Requirement: Summarize the passage on Kaplansky's zero divisor conjecture in two sentences.

Kaplansky's zero divisor conjecture: Let $\mathbb{F}$ be a field and $G$ be a torsion-free group. Then $\mathbb{F}[G]$ does not contain a zero divisor.

The existence of a nontrivial idempotent $a$ in a ring $R$ implies the existence of a zero divisor in $R$, because $a(a-1)=0$. So, the zero divisor conjecture implies the idempotent conjecture.

The idempotent conjecture has been confirmed in special cases. For example, Formanek (1973) showed that if $G$ is a torsion-free group satisfying the ascending chain condition on cyclic subgroups and $\mathbb{F}$ is a field of characteristic $0$, then $\mathbb{F}[G]$ has no nontrivial idempotents. Also, Bass (1976) proved that if $G$ is a torsion-free linear group, then $\mathbb{C}[G]$ has no nontrivial idempotents.

Extracted entries:
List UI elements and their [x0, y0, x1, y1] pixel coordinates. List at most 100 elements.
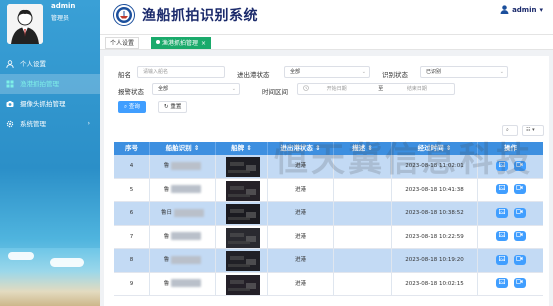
port-status-value: 全部	[290, 69, 301, 75]
cell-plate[interactable]	[216, 178, 268, 201]
reset-button[interactable]: ↻ 重置	[158, 101, 188, 113]
view-image-button[interactable]	[495, 278, 508, 288]
col-header-plate[interactable]: 船牌 ⇕	[216, 142, 268, 155]
cell-plate[interactable]	[216, 202, 268, 225]
plate-image[interactable]	[226, 227, 260, 248]
cell-plate[interactable]	[216, 225, 268, 248]
sidebar-user-role: 管理员	[51, 15, 70, 22]
time-range-label: 时间区间	[262, 88, 288, 96]
blurred-ship-id	[171, 161, 202, 170]
search-button-label: 查询	[128, 104, 140, 110]
user-icon	[6, 60, 14, 68]
close-icon[interactable]: ×	[201, 40, 206, 47]
view-image-button[interactable]	[495, 160, 508, 171]
play-video-button[interactable]	[513, 278, 526, 288]
cell-plate[interactable]	[216, 249, 268, 272]
chevron-down-icon: ▾	[532, 127, 535, 133]
plate-image[interactable]	[226, 180, 260, 201]
tab-port-capture[interactable]: 渔港抓拍管理 ×	[151, 37, 212, 49]
cell-ship: 鲁	[150, 225, 216, 248]
play-video-button[interactable]	[513, 160, 526, 171]
table-row[interactable]: 5 鲁 进港 2023-08-18 10:41:38	[114, 178, 543, 202]
table-row[interactable]: 9 鲁 进港 2023-08-18 10:02:15	[114, 272, 543, 296]
recog-status-select[interactable]: 已识别 ⌄	[420, 66, 508, 78]
col-header-label: 进出港状态	[280, 144, 313, 152]
col-header-time[interactable]: 经过时间 ⇕	[392, 142, 478, 155]
plate-image[interactable]	[226, 204, 260, 224]
cell-desc	[334, 202, 392, 225]
sidebar-item-port-capture[interactable]: 渔港抓拍管理	[0, 74, 100, 94]
cell-actions	[478, 226, 543, 249]
cell-actions	[478, 179, 543, 202]
blurred-ship-id	[171, 279, 202, 287]
alarm-status-label: 报警状态	[118, 88, 144, 96]
sidebar-item-personal-settings[interactable]: 个人设置	[0, 54, 100, 74]
table-row[interactable]: 7 鲁 进港 2023-08-18 10:22:59	[114, 225, 543, 249]
toolbar-columns-toggle[interactable]: ☷ ▾	[522, 125, 544, 136]
plate-image[interactable]	[226, 251, 260, 271]
ship-prefix: 鲁	[163, 280, 170, 287]
ship-prefix: 鲁日	[160, 210, 172, 216]
table-row[interactable]: 4 鲁 进港 2023-08-18 11:02:01	[114, 155, 543, 179]
table-header: 序号 船舶识别 ⇕ 船牌 ⇕ 进出港状态 ⇕ 描述 ⇕ 经过时间 ⇕ 操作	[114, 142, 543, 155]
cell-time: 2023-08-18 10:22:59	[392, 225, 478, 248]
port-status-select[interactable]: 全部 ⌄	[284, 66, 370, 78]
table-row[interactable]: 8 鲁 进港 2023-08-18 10:19:20	[114, 249, 543, 273]
cell-time: 2023-08-18 10:38:52	[392, 202, 478, 225]
view-image-button[interactable]	[495, 184, 508, 194]
col-header-label: 经过时间	[417, 144, 444, 152]
cell-plate[interactable]	[216, 272, 268, 295]
video-icon	[516, 279, 523, 284]
cell-ship: 鲁	[150, 249, 216, 272]
col-header-ship[interactable]: 船舶识别 ⇕	[150, 142, 216, 155]
search-button[interactable]: ⌕ 查询	[118, 101, 146, 113]
cell-actions	[478, 249, 543, 272]
cell-plate[interactable]	[216, 155, 268, 178]
header-user-menu[interactable]: admin ▾	[500, 5, 543, 14]
cell-time: 2023-08-18 10:02:15	[392, 272, 478, 295]
col-header-desc[interactable]: 描述 ⇕	[334, 142, 392, 155]
toolbar-search-toggle[interactable]: ⌕	[502, 125, 518, 136]
ship-name-input[interactable]: 请输入船名	[137, 66, 225, 78]
tab-bar: 个人设置 渔港抓拍管理 ×	[100, 34, 553, 50]
play-video-button[interactable]	[513, 231, 526, 241]
active-dot-icon	[156, 40, 160, 44]
video-icon	[516, 161, 523, 167]
recog-status-label: 识别状态	[382, 71, 408, 79]
sidebar-item-camera-capture[interactable]: 摄像头抓拍管理	[0, 94, 100, 114]
image-icon	[498, 279, 505, 285]
cell-time: 2023-08-18 10:41:38	[392, 178, 478, 201]
sidebar-item-label: 摄像头抓拍管理	[20, 100, 66, 108]
cell-port-status: 进港	[268, 178, 334, 201]
plate-image[interactable]	[226, 157, 260, 177]
time-range-picker[interactable]: 开始日期 至 结束日期	[297, 83, 455, 95]
image-icon	[498, 185, 505, 191]
view-image-button[interactable]	[495, 231, 508, 241]
alarm-status-select[interactable]: 全部 ⌄	[152, 83, 240, 95]
image-icon	[498, 255, 505, 261]
col-header-index[interactable]: 序号	[114, 142, 150, 155]
tab-personal-settings[interactable]: 个人设置	[105, 37, 140, 49]
sort-icon: ⇕	[246, 144, 252, 152]
sidebar-nav: 个人设置 渔港抓拍管理 摄像头抓拍管理 系统管理 ›	[0, 54, 100, 134]
sort-icon: ⇕	[315, 144, 321, 152]
view-image-button[interactable]	[495, 207, 508, 218]
sort-icon: ⇕	[445, 144, 452, 152]
col-header-label: 描述	[352, 144, 366, 152]
cell-desc	[334, 272, 392, 295]
logo-icon	[113, 4, 135, 26]
cell-index: 5	[114, 178, 150, 201]
video-icon	[516, 232, 523, 237]
plate-image[interactable]	[226, 274, 260, 295]
video-icon	[516, 255, 523, 261]
sidebar-item-system-management[interactable]: 系统管理 ›	[0, 114, 100, 134]
table-row[interactable]: 6 鲁日 进港 2023-08-18 10:38:52	[114, 202, 543, 226]
tab-label: 个人设置	[110, 40, 135, 47]
image-icon	[498, 208, 505, 214]
play-video-button[interactable]	[513, 207, 526, 218]
play-video-button[interactable]	[513, 254, 526, 265]
view-image-button[interactable]	[495, 254, 508, 265]
main-content: 船名 请输入船名 进出港状态 全部 ⌄ 识别状态 已识别 ⌄ 报警状态 全部 ⌄ 时间…	[104, 56, 549, 306]
play-video-button[interactable]	[513, 184, 526, 194]
col-header-port-status[interactable]: 进出港状态 ⇕	[268, 142, 334, 155]
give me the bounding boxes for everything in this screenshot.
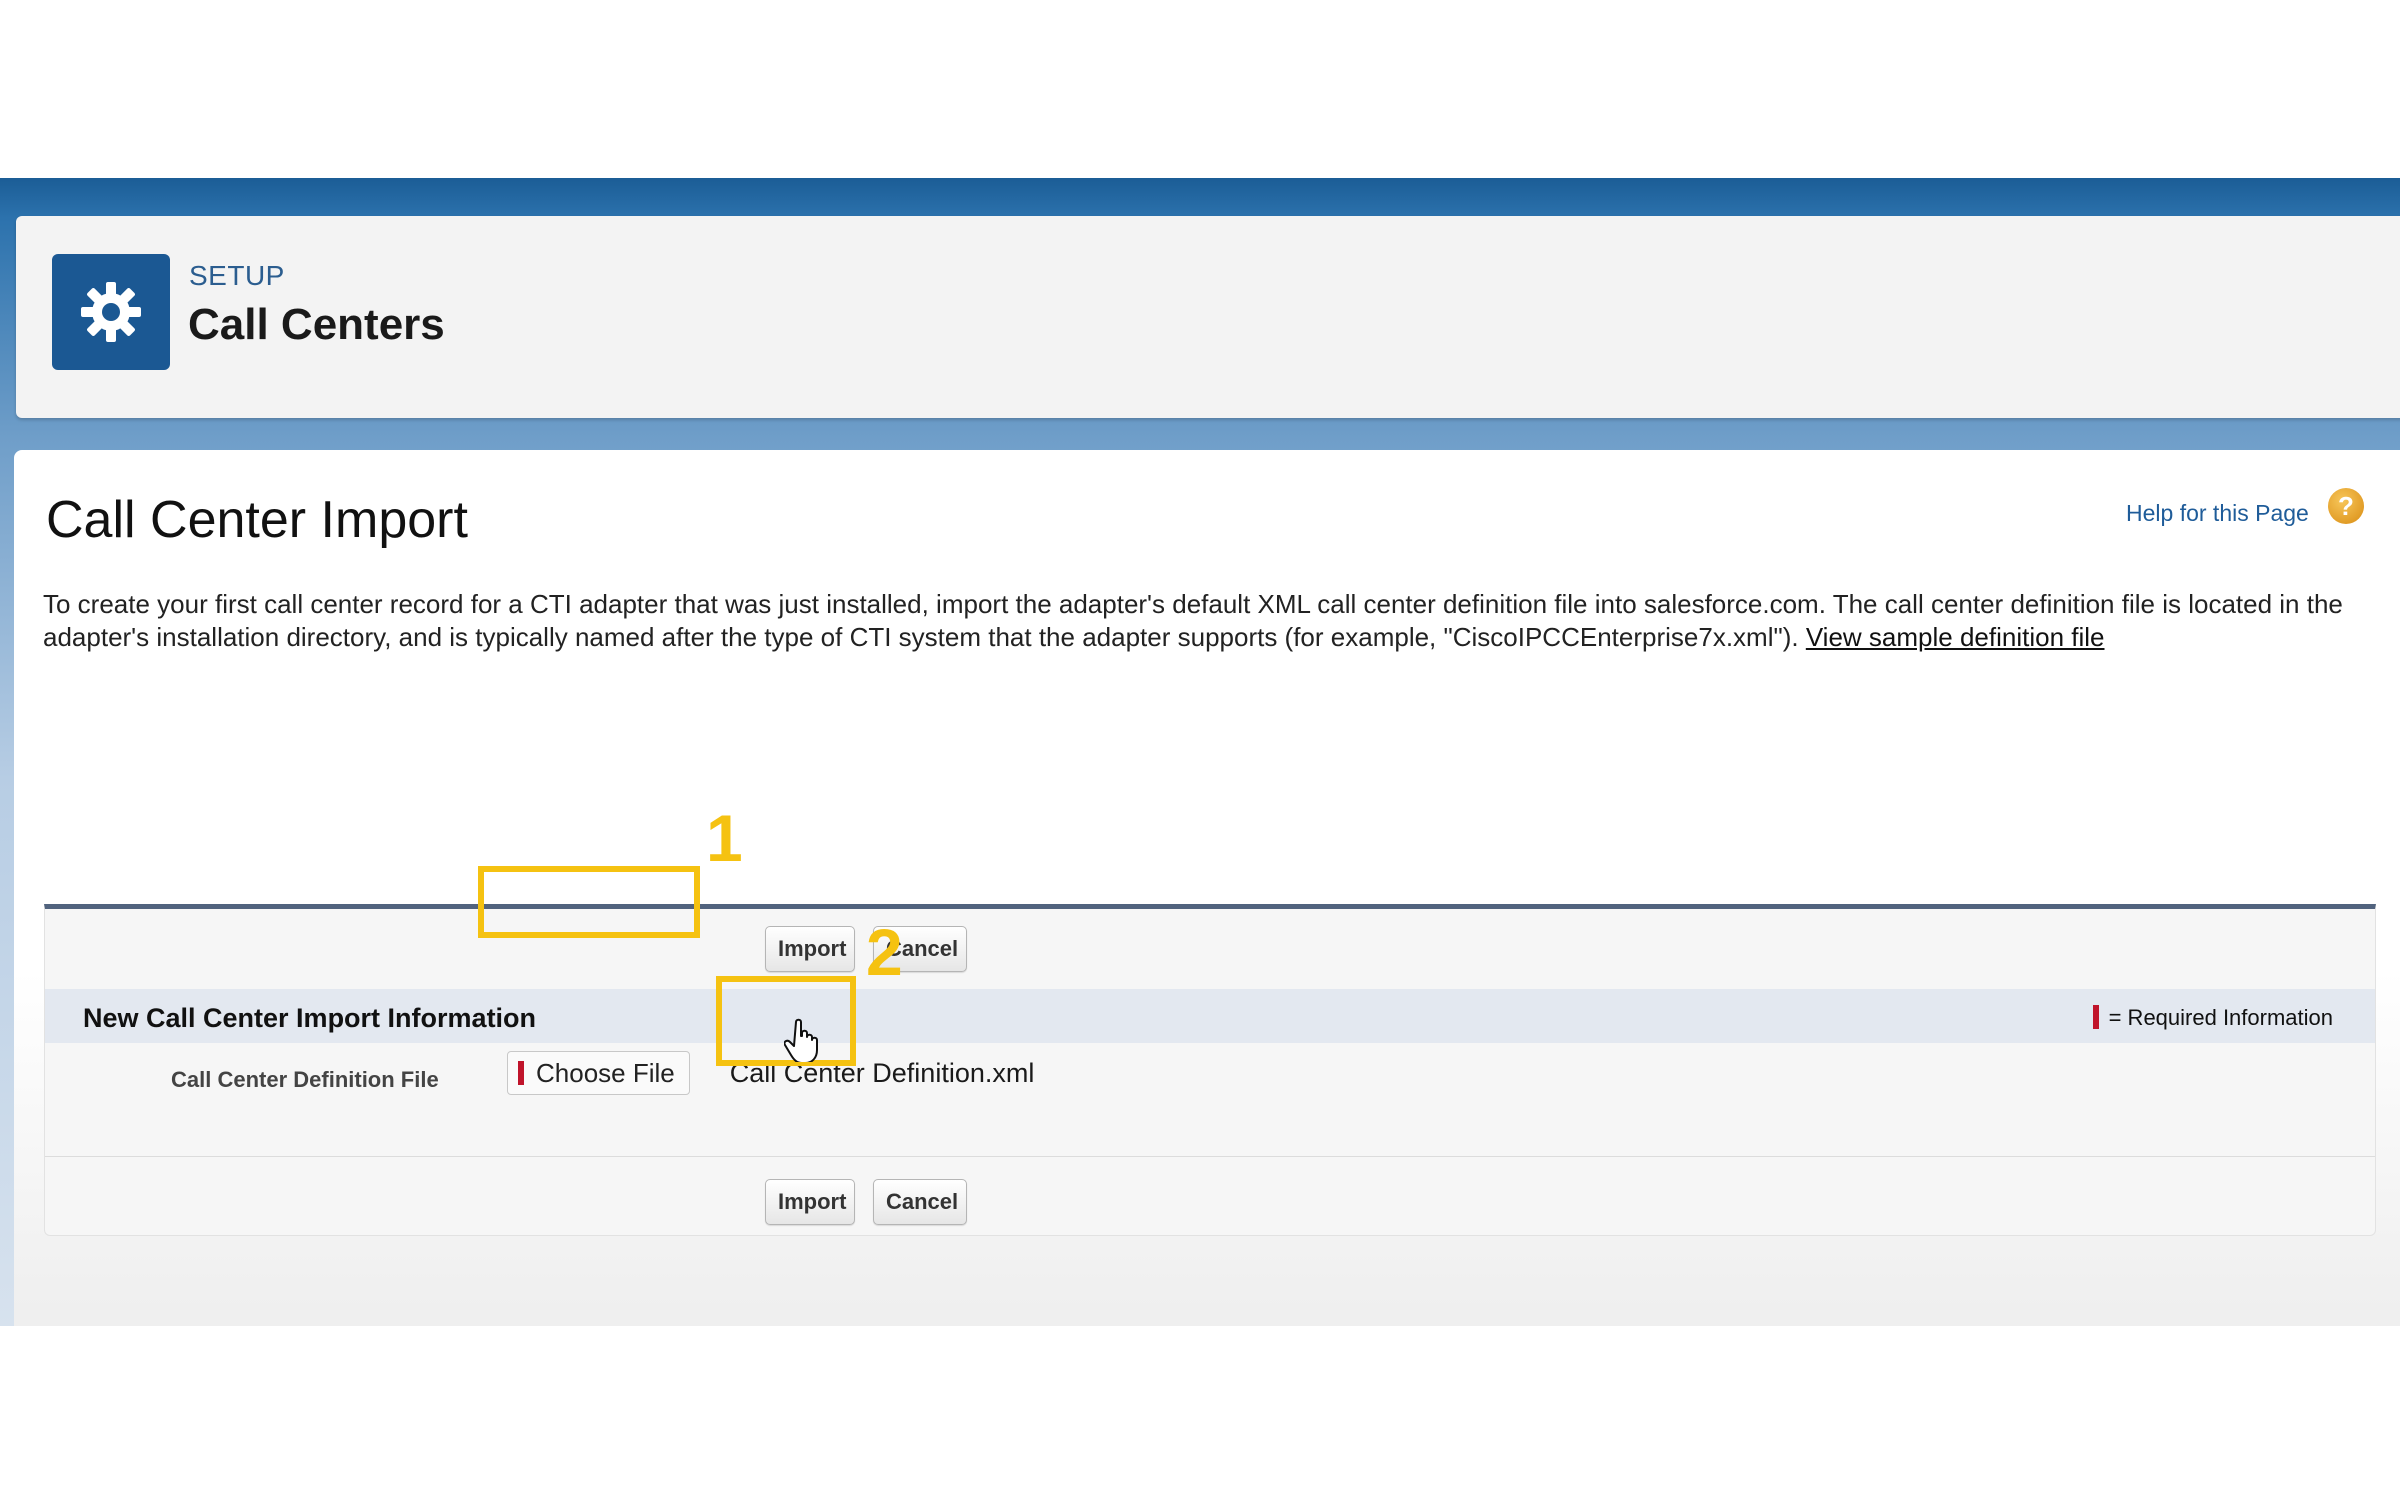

Answer to the exercise: Kaplansky's zero divisor conjecture asserts that the group ring $\mathbb{F}[G]$ of a torsion-free group $G$ over a field $\mathbb{F}$ contains no zero divisor. Because a nontrivial idempotent $a$ yields a zero divisor via $a(a-1)=0$, this conjecture implies the idempotent conjecture, which has been confirmed in special cases: by Formanek (1973) for torsion-free groups satisfying the ascending chain condition on cyclic subgroups over fields of characteristic $0$, and by Bass (1976) for torsion-free linear groups over $\mathbb{C}$.